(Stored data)
▬▬▬
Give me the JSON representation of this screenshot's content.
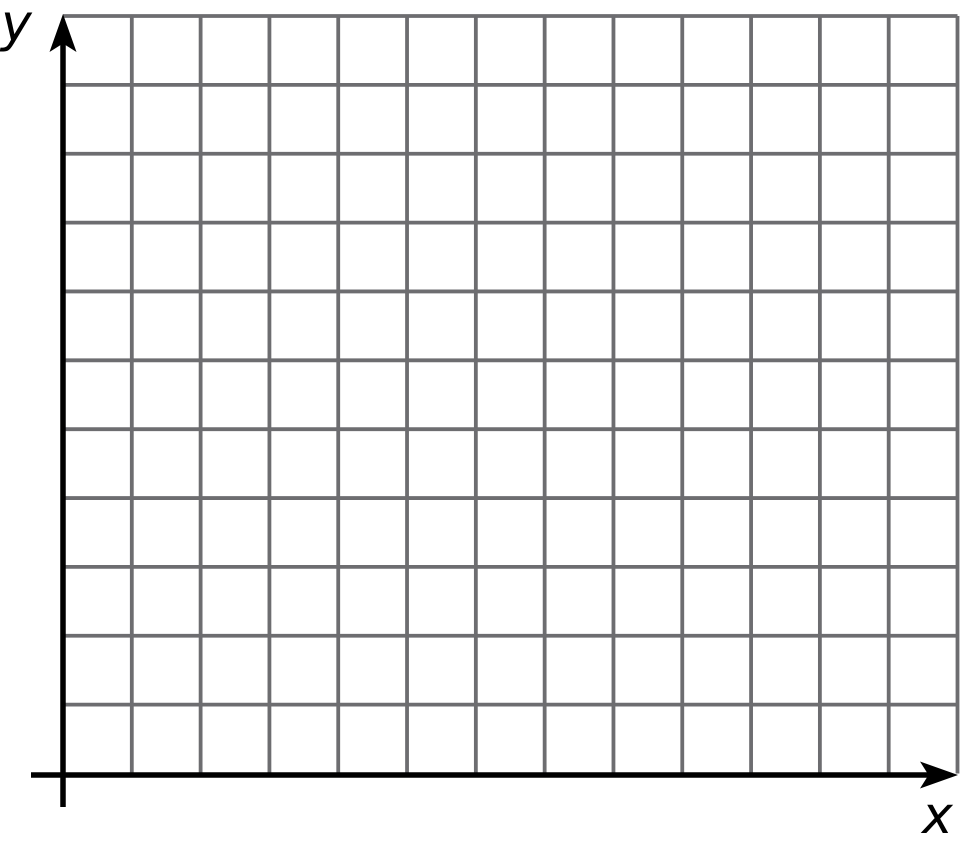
{
  "page": {
    "background": "#ffffff"
  },
  "chart_data": {
    "type": "blank-grid",
    "title": "",
    "xlabel": "x",
    "ylabel": "y",
    "grid": {
      "visible": true,
      "columns": 13,
      "rows": 11,
      "cell_shape": "square"
    },
    "axes": {
      "x_axis_arrow": "right",
      "y_axis_arrow": "up",
      "tick_labels": [],
      "data_points": []
    },
    "series": [],
    "colors": {
      "grid_line": "#6d6d70",
      "axis": "#000000",
      "label": "#000000",
      "background": "#ffffff"
    }
  }
}
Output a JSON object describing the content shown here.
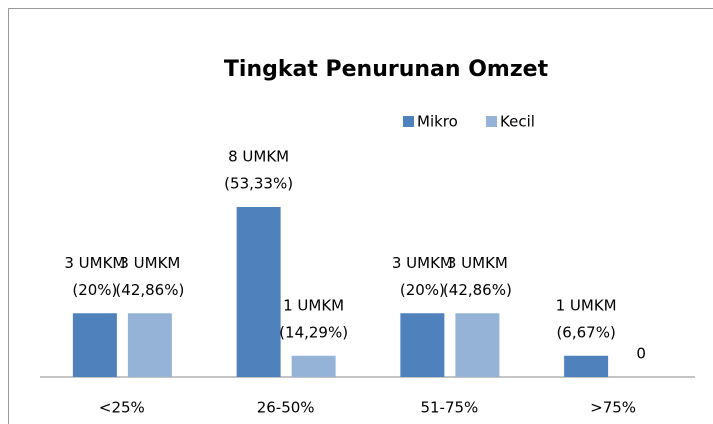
{
  "chart_data": {
    "type": "bar",
    "title": "Tingkat Penurunan Omzet",
    "categories": [
      "<25%",
      "26-50%",
      "51-75%",
      ">75%"
    ],
    "series": [
      {
        "name": "Mikro",
        "color": "#4f81bd",
        "values": [
          3,
          8,
          3,
          1
        ],
        "value_labels": [
          [
            "3 UMKM",
            "(20%)"
          ],
          [
            "8 UMKM",
            "(53,33%)"
          ],
          [
            "3 UMKM",
            "(20%)"
          ],
          [
            "1 UMKM",
            "(6,67%)"
          ]
        ]
      },
      {
        "name": "Kecil",
        "color": "#95b3d7",
        "values": [
          3,
          1,
          3,
          0
        ],
        "value_labels": [
          [
            "3 UMKM",
            "(42,86%)"
          ],
          [
            "1 UMKM",
            "(14,29%)"
          ],
          [
            "3 UMKM",
            "(42,86%)"
          ],
          [
            "0"
          ]
        ]
      }
    ],
    "legend": "top-right"
  }
}
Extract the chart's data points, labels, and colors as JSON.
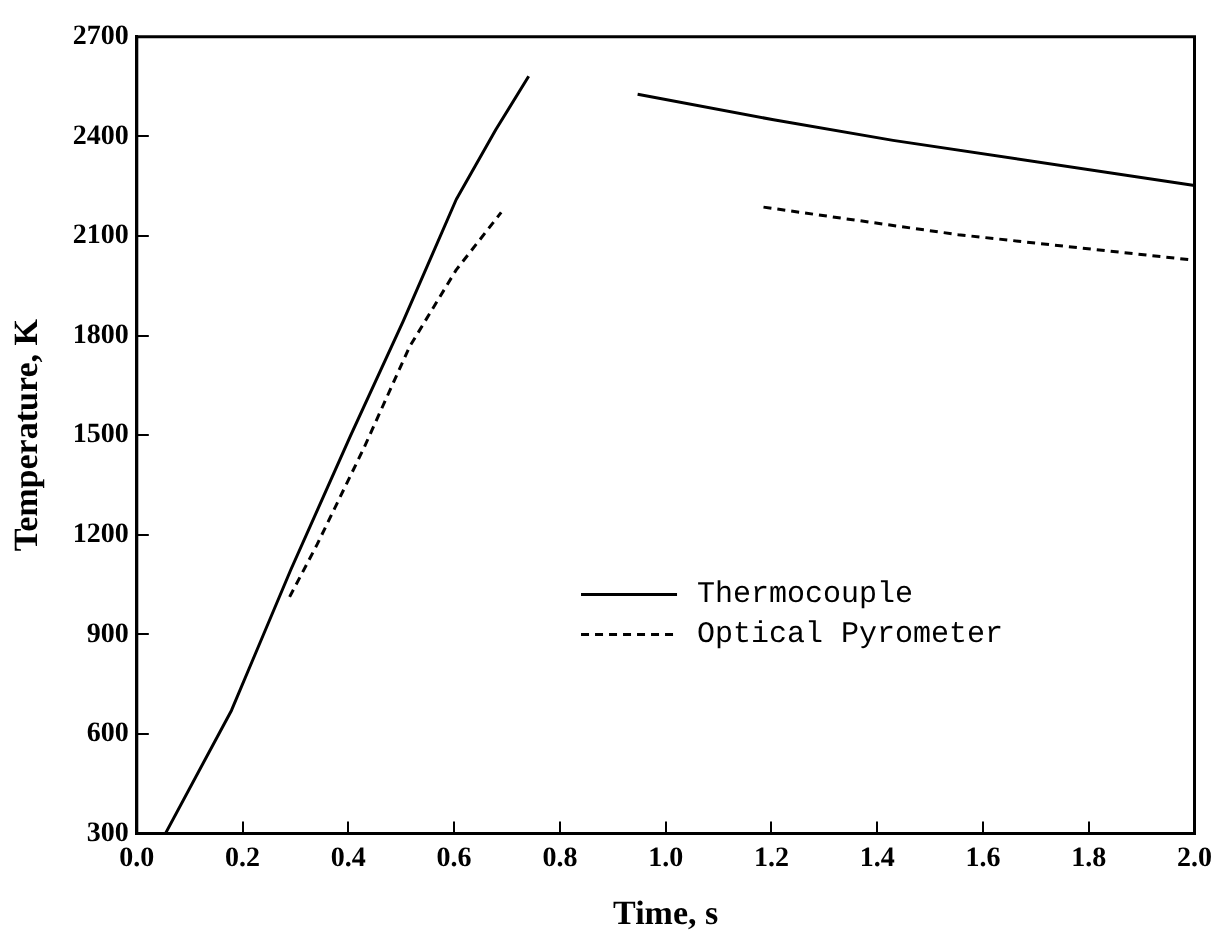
{
  "chart_data": {
    "type": "line",
    "xlabel": "Time, s",
    "ylabel": "Temperature, K",
    "xlim": [
      0,
      2
    ],
    "xticks": [
      {
        "value": 0,
        "label": "0.0"
      },
      {
        "value": 0.2,
        "label": "0.2"
      },
      {
        "value": 0.4,
        "label": "0.4"
      },
      {
        "value": 0.6,
        "label": "0.6"
      },
      {
        "value": 0.8,
        "label": "0.8"
      },
      {
        "value": 1,
        "label": "1.0"
      },
      {
        "value": 1.2,
        "label": "1.2"
      },
      {
        "value": 1.4,
        "label": "1.4"
      },
      {
        "value": 1.6,
        "label": "1.6"
      },
      {
        "value": 1.8,
        "label": "1.8"
      },
      {
        "value": 2,
        "label": "2.0"
      }
    ],
    "ylim": [
      300,
      2700
    ],
    "yticks": [
      300,
      600,
      900,
      1200,
      1500,
      1800,
      2100,
      2400,
      2700
    ],
    "legend": "bottom right",
    "grid": false,
    "marker": "none",
    "series": [
      {
        "name": "Thermocouple",
        "color": "#000000",
        "line_style": "solid",
        "x": [
          0.054,
          0.179,
          0.291,
          0.404,
          0.504,
          0.604,
          0.679,
          0.741,
          0.85,
          0.947,
          1.204,
          1.43,
          2.0
        ],
        "values": [
          300,
          671,
          1094,
          1498,
          1844,
          2210,
          2421,
          2581,
          null,
          2527,
          2450,
          2388,
          2252
        ]
      },
      {
        "name": "Optical Pyrometer",
        "color": "#000000",
        "line_style": "dashed",
        "x": [
          0.289,
          0.341,
          0.429,
          0.516,
          0.604,
          0.689,
          0.9,
          1.185,
          1.553,
          2.0
        ],
        "values": [
          1013,
          1171,
          1460,
          1767,
          1998,
          2171,
          null,
          2187,
          2104,
          2027
        ]
      }
    ]
  }
}
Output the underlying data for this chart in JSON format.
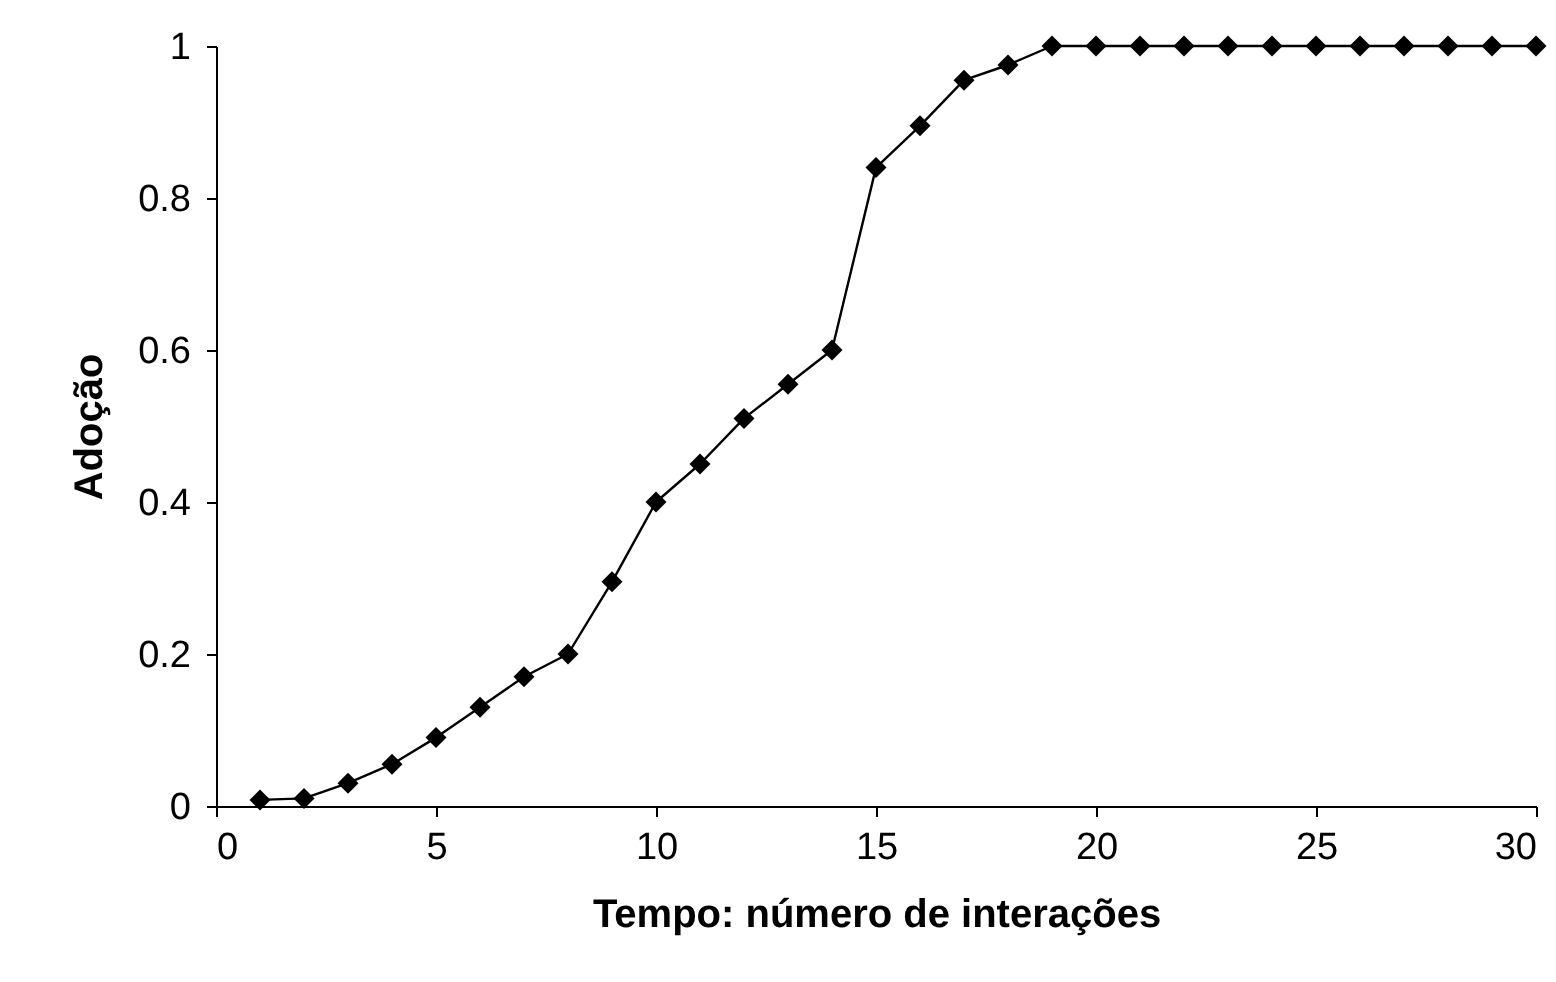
{
  "chart_data": {
    "type": "line",
    "xlabel": "Tempo: número de interações",
    "ylabel": "Adoção",
    "x": [
      1,
      2,
      3,
      4,
      5,
      6,
      7,
      8,
      9,
      10,
      11,
      12,
      13,
      14,
      15,
      16,
      17,
      18,
      19,
      20,
      21,
      22,
      23,
      24,
      25,
      26,
      27,
      28,
      29,
      30
    ],
    "series": [
      {
        "color": "#000000",
        "values": [
          0.008,
          0.01,
          0.03,
          0.055,
          0.09,
          0.13,
          0.17,
          0.2,
          0.295,
          0.4,
          0.45,
          0.51,
          0.555,
          0.6,
          0.84,
          0.895,
          0.955,
          0.975,
          1,
          1,
          1,
          1,
          1,
          1,
          1,
          1,
          1,
          1,
          1,
          1
        ]
      }
    ],
    "xlim": [
      0,
      30
    ],
    "xticks": [
      0,
      5,
      10,
      15,
      20,
      25,
      30
    ],
    "ylim": [
      0,
      1
    ],
    "yticks": [
      0,
      0.2,
      0.4,
      0.6,
      0.8,
      1
    ],
    "grid": false,
    "marker": "diamond",
    "line_style": "solid"
  }
}
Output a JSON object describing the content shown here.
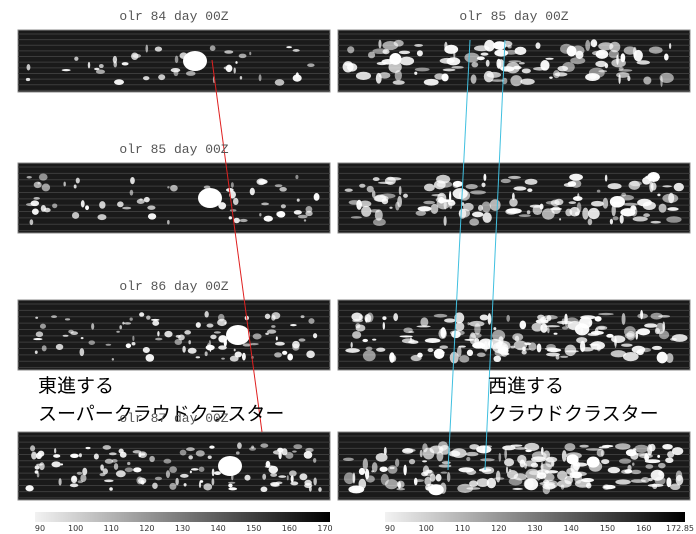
{
  "panels_left": [
    "olr 84 day 00Z",
    "olr 85 day 00Z",
    "olr 86 day 00Z",
    "olr 87 day 00Z"
  ],
  "panels_right": [
    "olr 85 day 00Z"
  ],
  "annotations": {
    "east_1": "東進する",
    "east_2": "スーパークラウドクラスター",
    "west_1": "西進する",
    "west_2": "クラウドクラスター"
  },
  "colorbar_left": [
    "90",
    "100",
    "110",
    "120",
    "130",
    "140",
    "150",
    "160",
    "170"
  ],
  "colorbar_right": [
    "90",
    "100",
    "110",
    "120",
    "130",
    "140",
    "150",
    "160",
    "172.85"
  ]
}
▬▬▬
● **WHAT IS REQUIRED**:
The data above needs to be retyped exactly, with the images left out.

● **EXERCISE RESULT**:
Give me the JSON representation of this screenshot's content.
{
  "page": {
    "background": "#ffffff"
  },
  "chart_data": {
    "type": "blank-grid",
    "title": "",
    "xlabel": "x",
    "ylabel": "y",
    "grid": {
      "visible": true,
      "columns": 13,
      "rows": 11,
      "cell_shape": "square"
    },
    "axes": {
      "x_axis_arrow": "right",
      "y_axis_arrow": "up",
      "tick_labels": [],
      "data_points": []
    },
    "series": [],
    "colors": {
      "grid_line": "#6d6d70",
      "axis": "#000000",
      "label": "#000000",
      "background": "#ffffff"
    }
  }
}
Output a JSON object describing the content shown here.
{
  "chart_data": {
    "type": "bar",
    "title": "Tingkat Penurunan Omzet",
    "categories": [
      "<25%",
      "26-50%",
      "51-75%",
      ">75%"
    ],
    "series": [
      {
        "name": "Mikro",
        "color": "#4f81bd",
        "values": [
          3,
          8,
          3,
          1
        ],
        "value_labels": [
          [
            "3 UMKM",
            "(20%)"
          ],
          [
            "8 UMKM",
            "(53,33%)"
          ],
          [
            "3 UMKM",
            "(20%)"
          ],
          [
            "1 UMKM",
            "(6,67%)"
          ]
        ]
      },
      {
        "name": "Kecil",
        "color": "#95b3d7",
        "values": [
          3,
          1,
          3,
          0
        ],
        "value_labels": [
          [
            "3 UMKM",
            "(42,86%)"
          ],
          [
            "1 UMKM",
            "(14,29%)"
          ],
          [
            "3 UMKM",
            "(42,86%)"
          ],
          [
            "0"
          ]
        ]
      }
    ],
    "legend": "top-right"
  }
}
Extract the chart's data points, labels, and colors as JSON.
{
  "chart_data": {
    "type": "line",
    "xlabel": "Time, s",
    "ylabel": "Temperature, K",
    "xlim": [
      0,
      2
    ],
    "xticks": [
      {
        "value": 0,
        "label": "0.0"
      },
      {
        "value": 0.2,
        "label": "0.2"
      },
      {
        "value": 0.4,
        "label": "0.4"
      },
      {
        "value": 0.6,
        "label": "0.6"
      },
      {
        "value": 0.8,
        "label": "0.8"
      },
      {
        "value": 1,
        "label": "1.0"
      },
      {
        "value": 1.2,
        "label": "1.2"
      },
      {
        "value": 1.4,
        "label": "1.4"
      },
      {
        "value": 1.6,
        "label": "1.6"
      },
      {
        "value": 1.8,
        "label": "1.8"
      },
      {
        "value": 2,
        "label": "2.0"
      }
    ],
    "ylim": [
      300,
      2700
    ],
    "yticks": [
      300,
      600,
      900,
      1200,
      1500,
      1800,
      2100,
      2400,
      2700
    ],
    "legend": "bottom right",
    "grid": false,
    "marker": "none",
    "series": [
      {
        "name": "Thermocouple",
        "color": "#000000",
        "line_style": "solid",
        "x": [
          0.054,
          0.179,
          0.291,
          0.404,
          0.504,
          0.604,
          0.679,
          0.741,
          0.85,
          0.947,
          1.204,
          1.43,
          2.0
        ],
        "values": [
          300,
          671,
          1094,
          1498,
          1844,
          2210,
          2421,
          2581,
          null,
          2527,
          2450,
          2388,
          2252
        ]
      },
      {
        "name": "Optical Pyrometer",
        "color": "#000000",
        "line_style": "dashed",
        "x": [
          0.289,
          0.341,
          0.429,
          0.516,
          0.604,
          0.689,
          0.9,
          1.185,
          1.553,
          2.0
        ],
        "values": [
          1013,
          1171,
          1460,
          1767,
          1998,
          2171,
          null,
          2187,
          2104,
          2027
        ]
      }
    ]
  }
}
Output the underlying data for this chart in JSON format.
{
  "chart_data": {
    "type": "line",
    "xlabel": "Tempo: número de interações",
    "ylabel": "Adoção",
    "x": [
      1,
      2,
      3,
      4,
      5,
      6,
      7,
      8,
      9,
      10,
      11,
      12,
      13,
      14,
      15,
      16,
      17,
      18,
      19,
      20,
      21,
      22,
      23,
      24,
      25,
      26,
      27,
      28,
      29,
      30
    ],
    "series": [
      {
        "color": "#000000",
        "values": [
          0.008,
          0.01,
          0.03,
          0.055,
          0.09,
          0.13,
          0.17,
          0.2,
          0.295,
          0.4,
          0.45,
          0.51,
          0.555,
          0.6,
          0.84,
          0.895,
          0.955,
          0.975,
          1,
          1,
          1,
          1,
          1,
          1,
          1,
          1,
          1,
          1,
          1,
          1
        ]
      }
    ],
    "xlim": [
      0,
      30
    ],
    "xticks": [
      0,
      5,
      10,
      15,
      20,
      25,
      30
    ],
    "ylim": [
      0,
      1
    ],
    "yticks": [
      0,
      0.2,
      0.4,
      0.6,
      0.8,
      1
    ],
    "grid": false,
    "marker": "diamond",
    "line_style": "solid"
  }
}
Output a JSON object describing the content shown here.
{
  "panels_left": [
    "olr 84 day 00Z",
    "olr 85 day 00Z",
    "olr 86 day 00Z",
    "olr 87 day 00Z"
  ],
  "panels_right": [
    "olr 85 day 00Z"
  ],
  "annotations": {
    "east_1": "東進する",
    "east_2": "スーパークラウドクラスター",
    "west_1": "西進する",
    "west_2": "クラウドクラスター"
  },
  "colorbar_left": [
    "90",
    "100",
    "110",
    "120",
    "130",
    "140",
    "150",
    "160",
    "170"
  ],
  "colorbar_right": [
    "90",
    "100",
    "110",
    "120",
    "130",
    "140",
    "150",
    "160",
    "172.85"
  ]
}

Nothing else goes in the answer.